Using the data below, show every line where the word "endast" occurs.

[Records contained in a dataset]
-- -- --

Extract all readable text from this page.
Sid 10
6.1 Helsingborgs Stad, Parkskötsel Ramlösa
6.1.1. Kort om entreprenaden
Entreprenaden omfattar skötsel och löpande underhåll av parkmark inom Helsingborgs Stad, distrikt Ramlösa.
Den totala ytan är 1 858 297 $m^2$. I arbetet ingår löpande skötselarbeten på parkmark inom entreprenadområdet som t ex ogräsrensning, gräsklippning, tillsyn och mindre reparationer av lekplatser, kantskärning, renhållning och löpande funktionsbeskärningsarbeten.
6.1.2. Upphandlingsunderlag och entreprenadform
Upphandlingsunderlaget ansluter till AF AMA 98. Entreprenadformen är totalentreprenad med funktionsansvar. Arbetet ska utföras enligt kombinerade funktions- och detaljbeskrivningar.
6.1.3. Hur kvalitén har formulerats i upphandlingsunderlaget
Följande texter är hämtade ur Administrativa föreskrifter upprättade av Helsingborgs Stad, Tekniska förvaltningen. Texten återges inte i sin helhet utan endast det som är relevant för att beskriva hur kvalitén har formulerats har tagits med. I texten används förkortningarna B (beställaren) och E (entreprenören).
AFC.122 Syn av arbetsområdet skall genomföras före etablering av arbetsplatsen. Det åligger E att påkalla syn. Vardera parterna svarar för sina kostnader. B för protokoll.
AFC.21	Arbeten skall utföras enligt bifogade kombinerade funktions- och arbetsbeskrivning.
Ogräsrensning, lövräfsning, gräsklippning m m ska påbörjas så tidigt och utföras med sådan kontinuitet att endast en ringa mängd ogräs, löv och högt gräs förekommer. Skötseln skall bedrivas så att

-- -- --

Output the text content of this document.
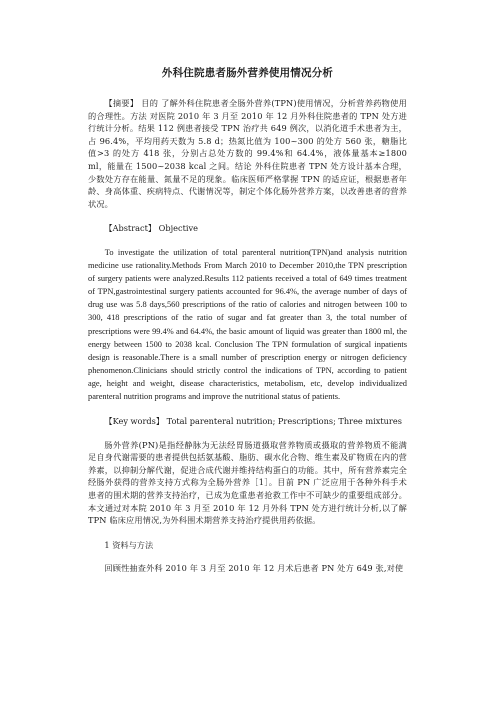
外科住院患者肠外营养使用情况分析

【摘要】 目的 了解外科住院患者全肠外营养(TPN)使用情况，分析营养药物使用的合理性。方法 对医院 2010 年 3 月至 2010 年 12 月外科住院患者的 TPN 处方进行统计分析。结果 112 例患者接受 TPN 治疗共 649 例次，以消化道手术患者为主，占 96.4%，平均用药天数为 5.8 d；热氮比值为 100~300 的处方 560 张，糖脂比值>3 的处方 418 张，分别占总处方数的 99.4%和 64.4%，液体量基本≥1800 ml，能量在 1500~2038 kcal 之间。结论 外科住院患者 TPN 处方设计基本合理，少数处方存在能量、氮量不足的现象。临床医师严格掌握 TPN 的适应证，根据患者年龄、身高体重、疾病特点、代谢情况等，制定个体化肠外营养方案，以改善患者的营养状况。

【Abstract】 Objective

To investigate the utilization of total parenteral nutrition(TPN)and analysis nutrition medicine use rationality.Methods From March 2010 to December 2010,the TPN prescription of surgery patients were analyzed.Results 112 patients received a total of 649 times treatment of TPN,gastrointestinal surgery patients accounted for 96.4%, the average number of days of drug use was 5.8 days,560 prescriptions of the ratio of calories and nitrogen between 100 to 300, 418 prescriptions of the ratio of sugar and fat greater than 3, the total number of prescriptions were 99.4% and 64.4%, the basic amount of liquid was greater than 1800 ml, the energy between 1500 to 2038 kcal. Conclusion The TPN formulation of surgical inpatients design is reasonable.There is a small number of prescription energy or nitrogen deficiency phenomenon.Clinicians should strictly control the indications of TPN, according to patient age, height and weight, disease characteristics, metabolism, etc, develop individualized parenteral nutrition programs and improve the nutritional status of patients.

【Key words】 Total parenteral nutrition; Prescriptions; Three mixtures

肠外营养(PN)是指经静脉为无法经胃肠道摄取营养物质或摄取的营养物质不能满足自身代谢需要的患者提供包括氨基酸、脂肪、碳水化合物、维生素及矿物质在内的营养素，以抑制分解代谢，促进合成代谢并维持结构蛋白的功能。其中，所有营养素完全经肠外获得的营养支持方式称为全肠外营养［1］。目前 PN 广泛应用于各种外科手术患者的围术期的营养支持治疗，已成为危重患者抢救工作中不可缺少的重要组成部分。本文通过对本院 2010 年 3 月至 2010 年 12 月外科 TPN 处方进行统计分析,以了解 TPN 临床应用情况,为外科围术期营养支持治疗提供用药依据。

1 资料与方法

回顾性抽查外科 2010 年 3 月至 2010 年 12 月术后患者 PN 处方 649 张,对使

-- -- --

> Response to the exercise:
Följande texter är hämtade ur Administrativa föreskrifter upprättade av Helsingborgs Stad, Tekniska förvaltningen. Texten återges inte i sin helhet utan endast det som är relevant för att beskriva hur kvalitén har formulerats har tagits med. I texten används förkortningarna B (beställaren) och E (entreprenören).
Ogräsrensning, lövräfsning, gräsklippning m m ska påbörjas så tidigt och utföras med sådan kontinuitet att endast en ringa mängd ogräs, löv och högt gräs förekommer. Skötseln skall bedrivas så att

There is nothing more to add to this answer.